_DATA FOR THIS EXERCISE_:

....

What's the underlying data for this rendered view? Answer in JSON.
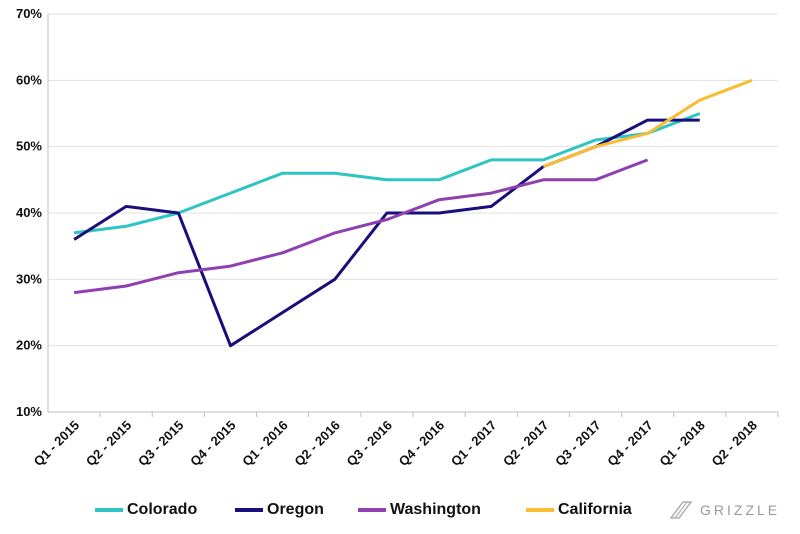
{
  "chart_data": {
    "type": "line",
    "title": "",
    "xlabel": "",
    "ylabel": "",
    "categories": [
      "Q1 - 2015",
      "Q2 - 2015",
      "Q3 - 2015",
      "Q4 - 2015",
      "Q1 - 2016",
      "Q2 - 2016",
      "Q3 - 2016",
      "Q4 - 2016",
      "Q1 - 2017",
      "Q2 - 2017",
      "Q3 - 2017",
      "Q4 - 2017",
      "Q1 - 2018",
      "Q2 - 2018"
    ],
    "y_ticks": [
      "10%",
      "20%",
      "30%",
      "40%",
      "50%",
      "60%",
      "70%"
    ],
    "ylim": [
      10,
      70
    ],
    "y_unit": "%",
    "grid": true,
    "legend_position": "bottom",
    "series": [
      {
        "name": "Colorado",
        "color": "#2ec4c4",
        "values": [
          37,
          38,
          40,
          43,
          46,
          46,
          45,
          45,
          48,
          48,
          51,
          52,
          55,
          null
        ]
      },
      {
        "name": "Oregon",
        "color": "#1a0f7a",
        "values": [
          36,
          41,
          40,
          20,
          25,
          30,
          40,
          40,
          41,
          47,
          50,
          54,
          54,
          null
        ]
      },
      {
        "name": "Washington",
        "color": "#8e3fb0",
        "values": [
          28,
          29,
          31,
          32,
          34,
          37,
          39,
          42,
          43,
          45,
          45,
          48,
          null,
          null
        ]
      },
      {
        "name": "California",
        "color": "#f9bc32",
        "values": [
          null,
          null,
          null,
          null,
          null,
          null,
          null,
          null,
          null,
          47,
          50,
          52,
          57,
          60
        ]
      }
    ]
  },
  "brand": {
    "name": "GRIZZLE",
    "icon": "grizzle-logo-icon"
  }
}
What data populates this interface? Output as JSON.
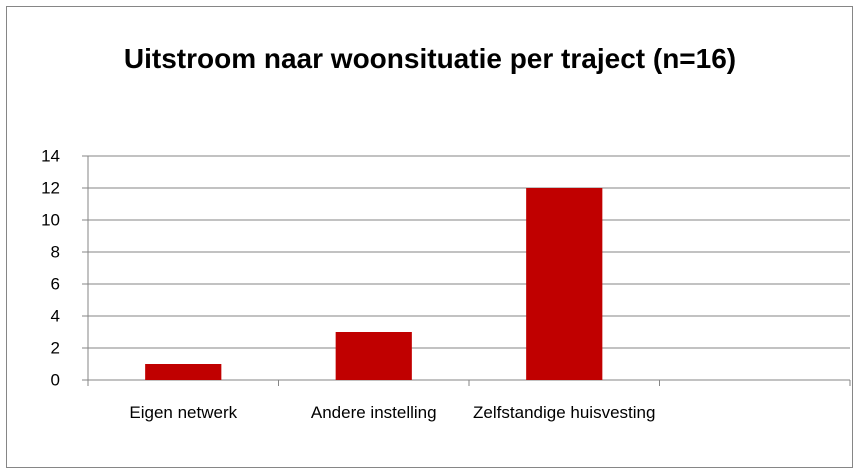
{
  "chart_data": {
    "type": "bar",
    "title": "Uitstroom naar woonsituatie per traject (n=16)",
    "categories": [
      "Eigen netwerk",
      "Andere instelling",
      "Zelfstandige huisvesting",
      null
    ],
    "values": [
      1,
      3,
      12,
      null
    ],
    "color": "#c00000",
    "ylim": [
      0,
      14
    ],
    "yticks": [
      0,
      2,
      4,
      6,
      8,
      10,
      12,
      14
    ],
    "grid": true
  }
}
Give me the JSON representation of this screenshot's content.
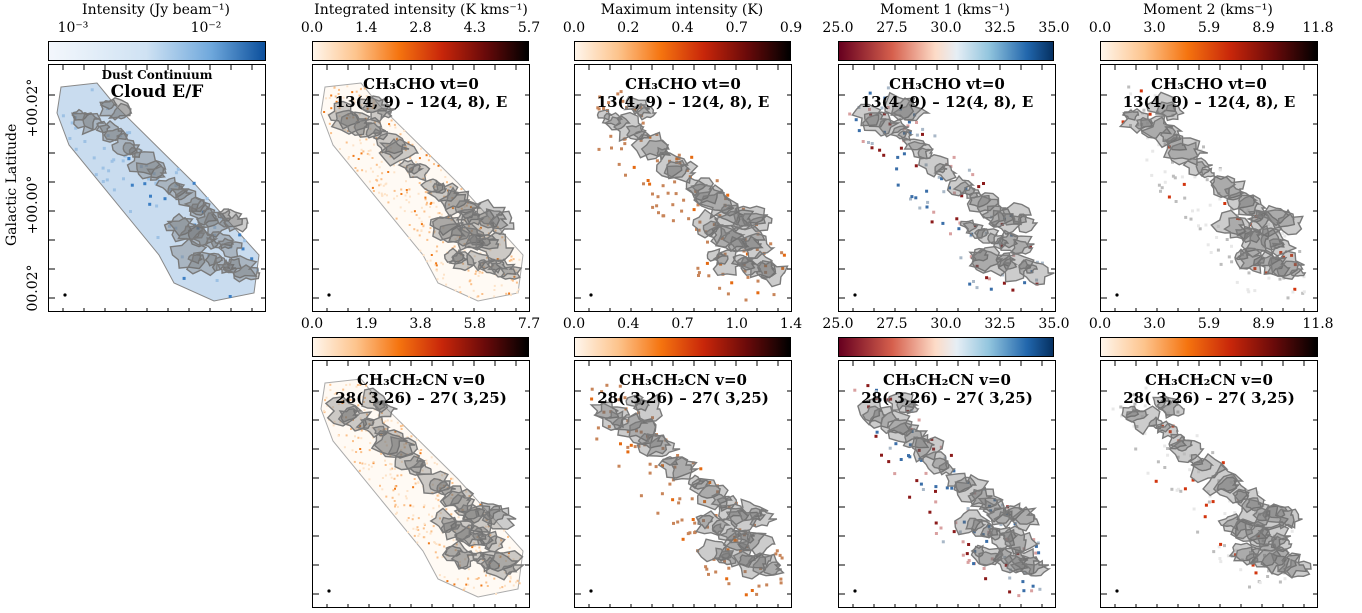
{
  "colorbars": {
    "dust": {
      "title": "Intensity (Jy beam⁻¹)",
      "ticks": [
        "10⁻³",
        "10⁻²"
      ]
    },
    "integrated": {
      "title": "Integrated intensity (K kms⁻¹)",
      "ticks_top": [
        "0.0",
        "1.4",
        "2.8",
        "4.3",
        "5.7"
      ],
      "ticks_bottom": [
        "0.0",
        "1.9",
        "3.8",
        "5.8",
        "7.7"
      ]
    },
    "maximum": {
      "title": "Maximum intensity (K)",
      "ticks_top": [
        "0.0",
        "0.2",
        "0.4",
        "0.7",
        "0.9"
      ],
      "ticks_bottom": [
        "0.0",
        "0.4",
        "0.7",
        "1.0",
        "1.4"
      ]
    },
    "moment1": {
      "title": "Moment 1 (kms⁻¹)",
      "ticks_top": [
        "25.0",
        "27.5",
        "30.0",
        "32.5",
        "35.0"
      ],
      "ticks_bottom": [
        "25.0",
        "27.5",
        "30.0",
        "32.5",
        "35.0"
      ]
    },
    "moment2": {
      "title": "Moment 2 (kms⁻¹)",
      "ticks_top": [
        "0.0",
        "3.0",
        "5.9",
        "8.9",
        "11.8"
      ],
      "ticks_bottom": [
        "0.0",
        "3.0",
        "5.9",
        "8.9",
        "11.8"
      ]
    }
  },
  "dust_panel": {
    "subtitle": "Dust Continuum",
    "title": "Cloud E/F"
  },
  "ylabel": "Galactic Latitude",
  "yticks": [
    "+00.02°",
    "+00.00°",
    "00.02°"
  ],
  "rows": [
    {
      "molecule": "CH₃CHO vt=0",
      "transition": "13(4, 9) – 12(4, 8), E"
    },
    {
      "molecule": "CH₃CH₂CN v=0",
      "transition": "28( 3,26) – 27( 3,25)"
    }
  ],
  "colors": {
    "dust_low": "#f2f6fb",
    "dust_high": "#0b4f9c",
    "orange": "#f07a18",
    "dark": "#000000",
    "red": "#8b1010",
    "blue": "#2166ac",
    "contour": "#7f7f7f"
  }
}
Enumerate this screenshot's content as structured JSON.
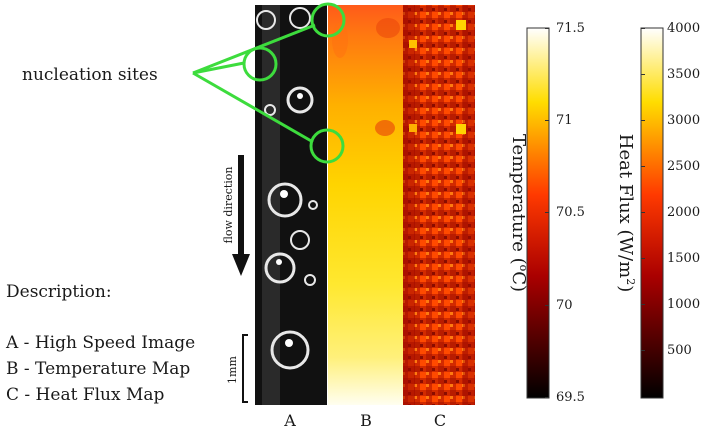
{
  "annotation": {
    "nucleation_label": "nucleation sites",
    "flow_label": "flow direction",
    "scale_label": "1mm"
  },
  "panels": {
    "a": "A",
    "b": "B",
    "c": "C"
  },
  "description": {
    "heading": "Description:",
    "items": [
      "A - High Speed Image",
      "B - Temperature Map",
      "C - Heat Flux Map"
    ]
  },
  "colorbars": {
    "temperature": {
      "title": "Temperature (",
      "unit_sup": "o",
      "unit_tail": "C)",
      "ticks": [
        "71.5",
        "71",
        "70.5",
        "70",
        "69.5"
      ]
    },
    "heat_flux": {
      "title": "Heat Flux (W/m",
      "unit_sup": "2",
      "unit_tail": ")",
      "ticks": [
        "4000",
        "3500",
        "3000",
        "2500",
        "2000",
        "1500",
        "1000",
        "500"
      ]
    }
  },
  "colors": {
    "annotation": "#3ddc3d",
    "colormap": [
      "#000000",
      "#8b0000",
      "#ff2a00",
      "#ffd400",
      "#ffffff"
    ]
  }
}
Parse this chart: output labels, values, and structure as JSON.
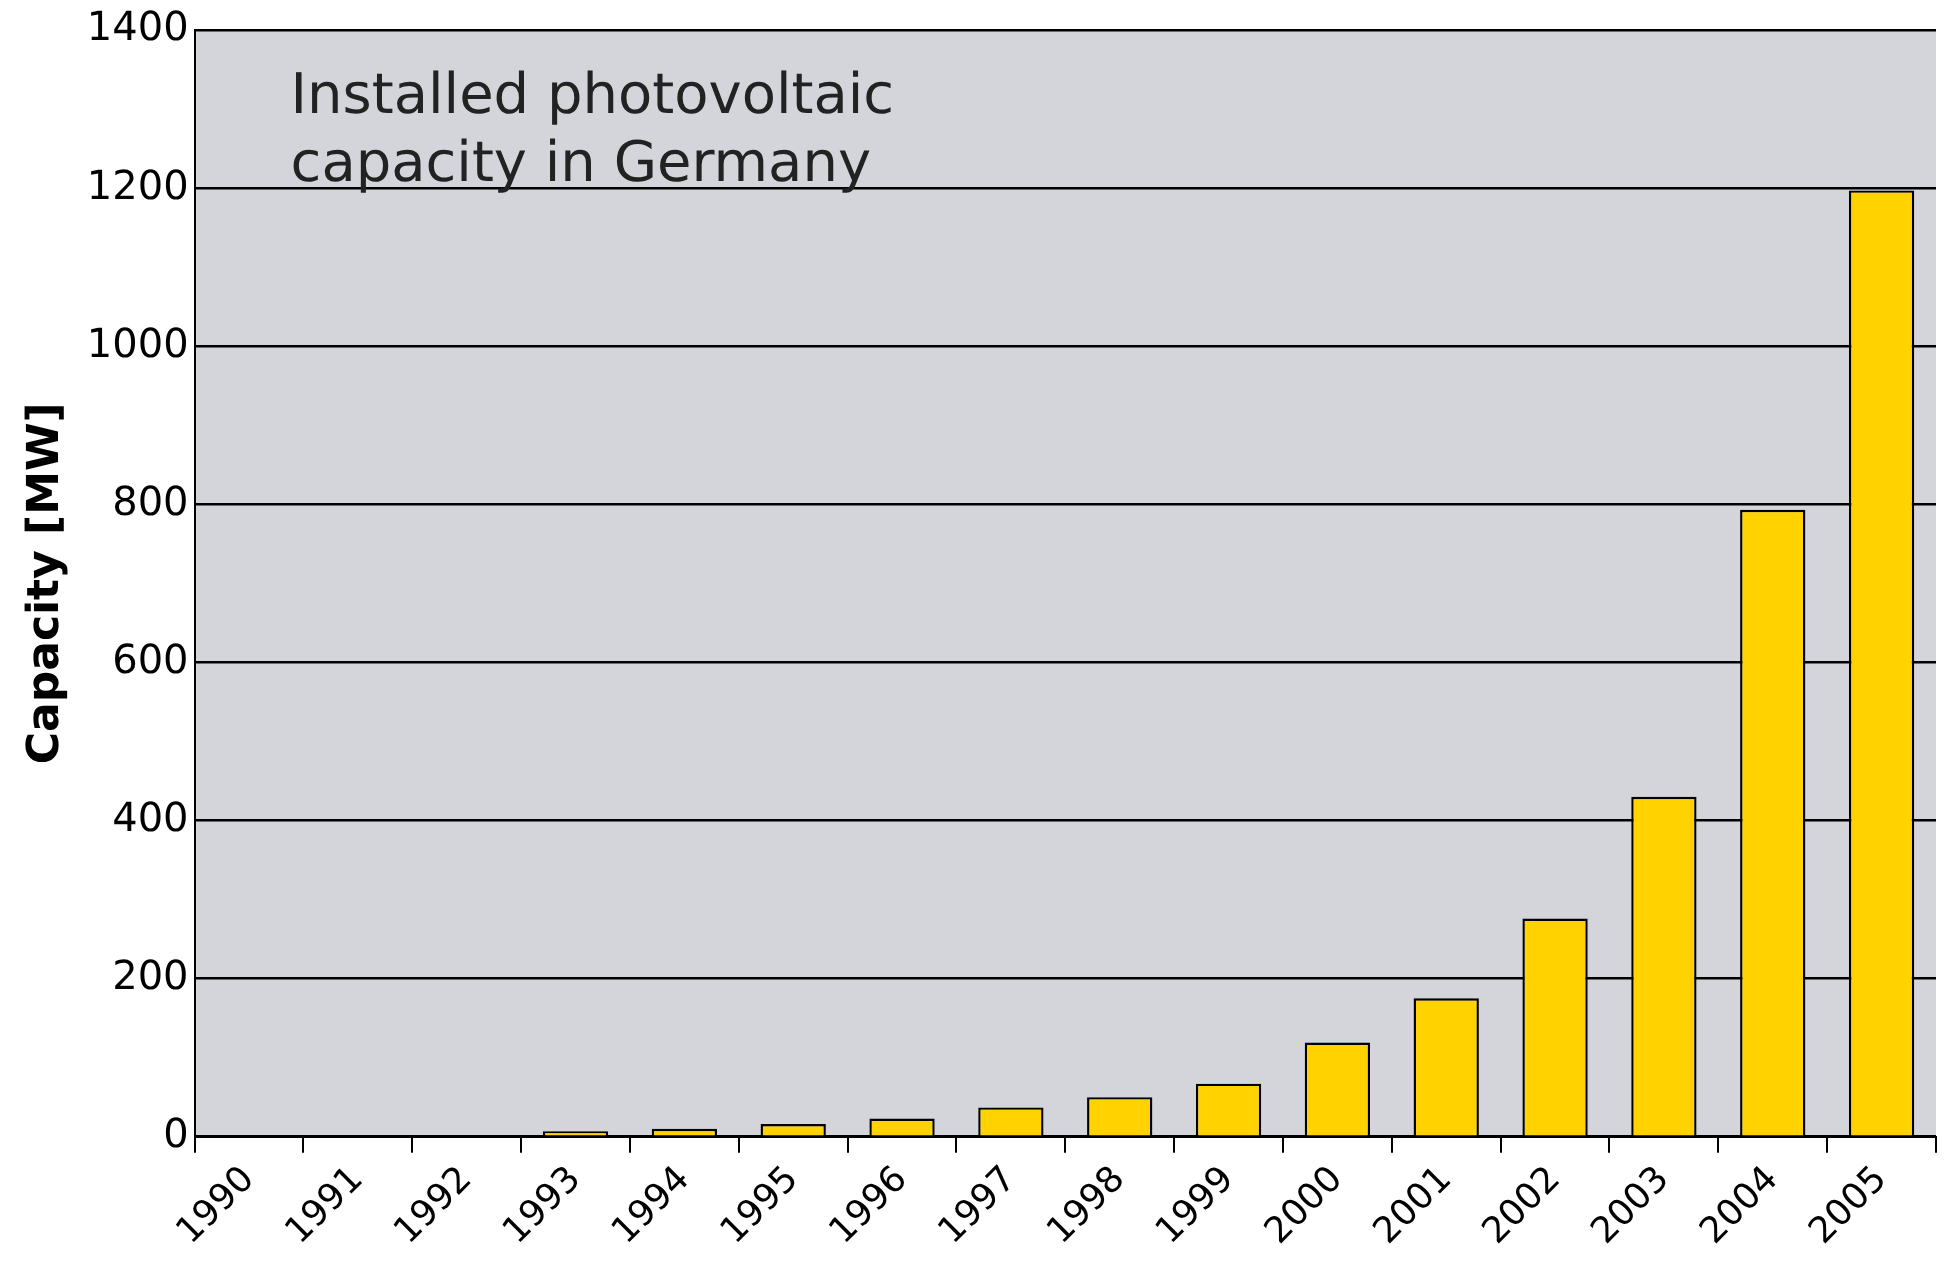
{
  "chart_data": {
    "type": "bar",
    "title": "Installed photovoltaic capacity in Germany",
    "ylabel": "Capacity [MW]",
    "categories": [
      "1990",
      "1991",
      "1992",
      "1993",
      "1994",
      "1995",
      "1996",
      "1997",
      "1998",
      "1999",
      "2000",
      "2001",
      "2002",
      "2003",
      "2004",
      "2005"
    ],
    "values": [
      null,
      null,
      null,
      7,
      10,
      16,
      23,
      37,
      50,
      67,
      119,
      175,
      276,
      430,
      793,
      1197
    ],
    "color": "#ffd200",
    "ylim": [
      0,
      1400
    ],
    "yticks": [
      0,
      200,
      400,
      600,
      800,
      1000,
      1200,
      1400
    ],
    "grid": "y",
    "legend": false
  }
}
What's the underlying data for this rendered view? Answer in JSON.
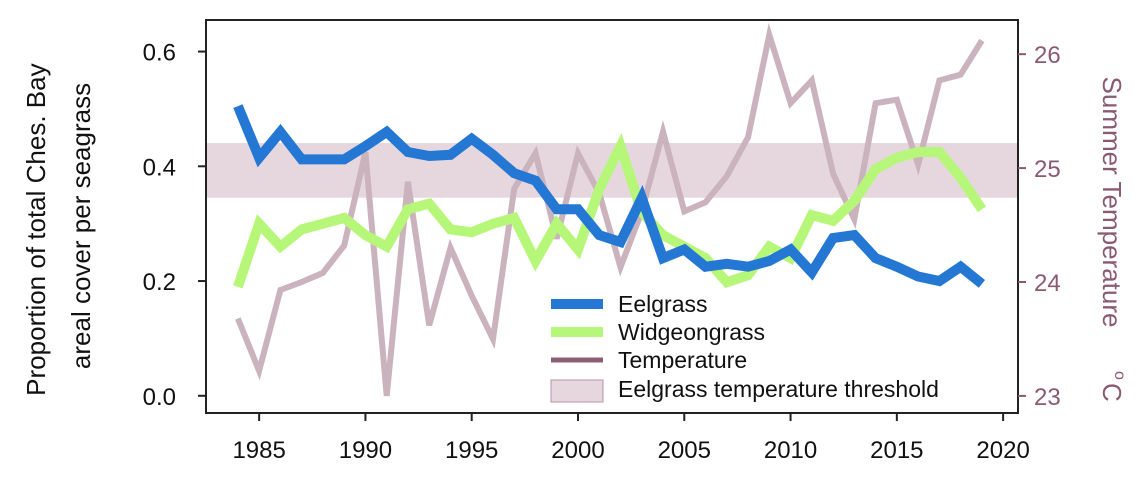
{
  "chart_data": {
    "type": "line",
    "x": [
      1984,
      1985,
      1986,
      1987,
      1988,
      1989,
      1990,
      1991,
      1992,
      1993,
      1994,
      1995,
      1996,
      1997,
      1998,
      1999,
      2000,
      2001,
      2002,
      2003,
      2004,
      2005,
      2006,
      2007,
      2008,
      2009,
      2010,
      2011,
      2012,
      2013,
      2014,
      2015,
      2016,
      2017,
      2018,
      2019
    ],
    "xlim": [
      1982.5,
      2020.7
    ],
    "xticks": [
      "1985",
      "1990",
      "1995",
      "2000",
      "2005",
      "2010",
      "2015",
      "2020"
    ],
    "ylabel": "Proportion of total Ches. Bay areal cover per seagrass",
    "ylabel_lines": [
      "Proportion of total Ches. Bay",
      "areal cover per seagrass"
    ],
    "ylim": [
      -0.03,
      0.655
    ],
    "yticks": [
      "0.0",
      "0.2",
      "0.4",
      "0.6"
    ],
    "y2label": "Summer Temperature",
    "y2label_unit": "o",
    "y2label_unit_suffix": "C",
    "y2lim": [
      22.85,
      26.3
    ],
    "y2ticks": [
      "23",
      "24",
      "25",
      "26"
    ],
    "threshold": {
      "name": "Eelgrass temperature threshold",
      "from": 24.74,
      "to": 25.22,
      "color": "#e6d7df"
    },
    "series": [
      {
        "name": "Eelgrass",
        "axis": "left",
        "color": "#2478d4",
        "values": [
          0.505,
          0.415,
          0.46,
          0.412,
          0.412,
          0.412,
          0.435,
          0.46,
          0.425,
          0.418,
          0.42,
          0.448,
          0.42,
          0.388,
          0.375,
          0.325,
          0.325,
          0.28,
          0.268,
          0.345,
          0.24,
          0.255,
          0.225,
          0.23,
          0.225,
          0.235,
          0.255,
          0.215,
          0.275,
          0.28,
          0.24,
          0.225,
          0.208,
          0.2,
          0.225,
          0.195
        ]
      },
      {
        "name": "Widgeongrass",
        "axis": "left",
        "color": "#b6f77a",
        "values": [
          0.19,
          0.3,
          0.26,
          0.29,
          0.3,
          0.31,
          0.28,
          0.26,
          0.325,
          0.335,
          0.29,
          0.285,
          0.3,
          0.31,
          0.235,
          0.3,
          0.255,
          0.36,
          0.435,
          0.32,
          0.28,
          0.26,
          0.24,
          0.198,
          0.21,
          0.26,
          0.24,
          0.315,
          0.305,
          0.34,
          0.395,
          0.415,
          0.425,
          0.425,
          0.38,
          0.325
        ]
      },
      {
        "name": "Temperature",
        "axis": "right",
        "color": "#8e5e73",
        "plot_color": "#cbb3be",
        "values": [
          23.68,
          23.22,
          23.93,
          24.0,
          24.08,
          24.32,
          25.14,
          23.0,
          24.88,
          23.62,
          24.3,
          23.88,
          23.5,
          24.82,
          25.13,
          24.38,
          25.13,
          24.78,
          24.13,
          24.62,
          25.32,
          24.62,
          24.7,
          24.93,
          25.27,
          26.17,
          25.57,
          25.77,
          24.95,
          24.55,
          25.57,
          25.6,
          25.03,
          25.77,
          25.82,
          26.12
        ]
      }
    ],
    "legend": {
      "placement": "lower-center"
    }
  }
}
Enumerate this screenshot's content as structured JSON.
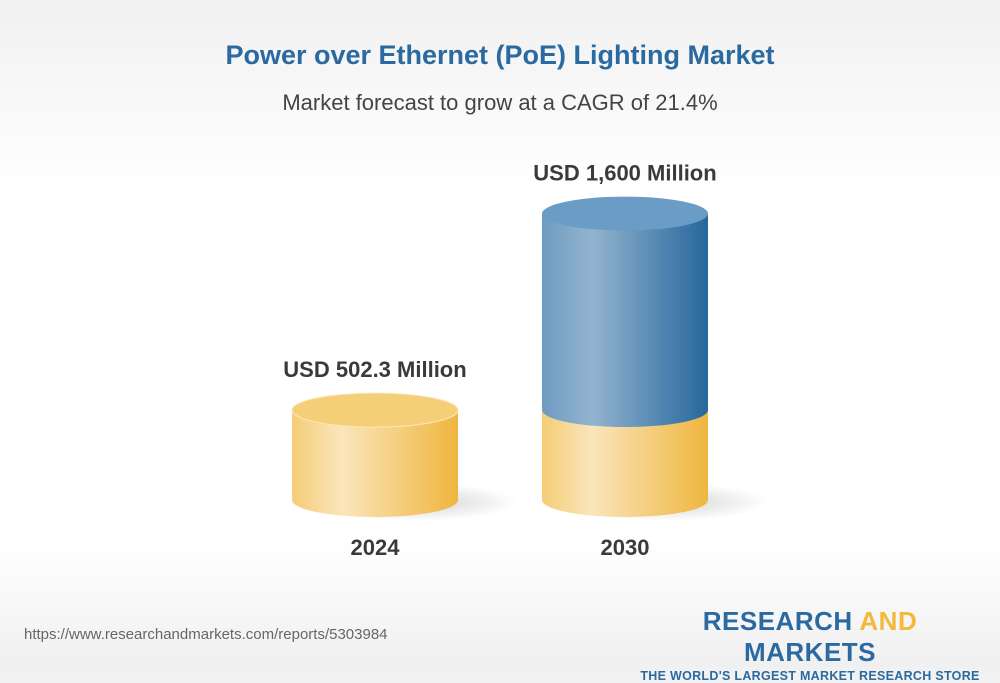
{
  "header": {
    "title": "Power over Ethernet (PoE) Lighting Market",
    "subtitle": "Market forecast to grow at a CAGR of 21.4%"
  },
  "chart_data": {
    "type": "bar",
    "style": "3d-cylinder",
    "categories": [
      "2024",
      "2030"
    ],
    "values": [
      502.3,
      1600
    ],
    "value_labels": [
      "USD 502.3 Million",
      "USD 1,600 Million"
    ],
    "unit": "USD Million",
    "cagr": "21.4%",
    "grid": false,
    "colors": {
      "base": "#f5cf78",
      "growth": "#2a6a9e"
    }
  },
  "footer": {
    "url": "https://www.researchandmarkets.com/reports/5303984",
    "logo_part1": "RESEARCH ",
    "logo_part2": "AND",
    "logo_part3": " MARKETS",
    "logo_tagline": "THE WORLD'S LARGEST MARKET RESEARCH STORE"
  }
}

....

_GOAL_: Find the word "cover" in the entries, and copy every line it shows up in.

_EXERCISE RESULT_:
    "ylabel": "Proportion of total Ches. Bay areal cover per seagrass",
      "areal cover per seagrass"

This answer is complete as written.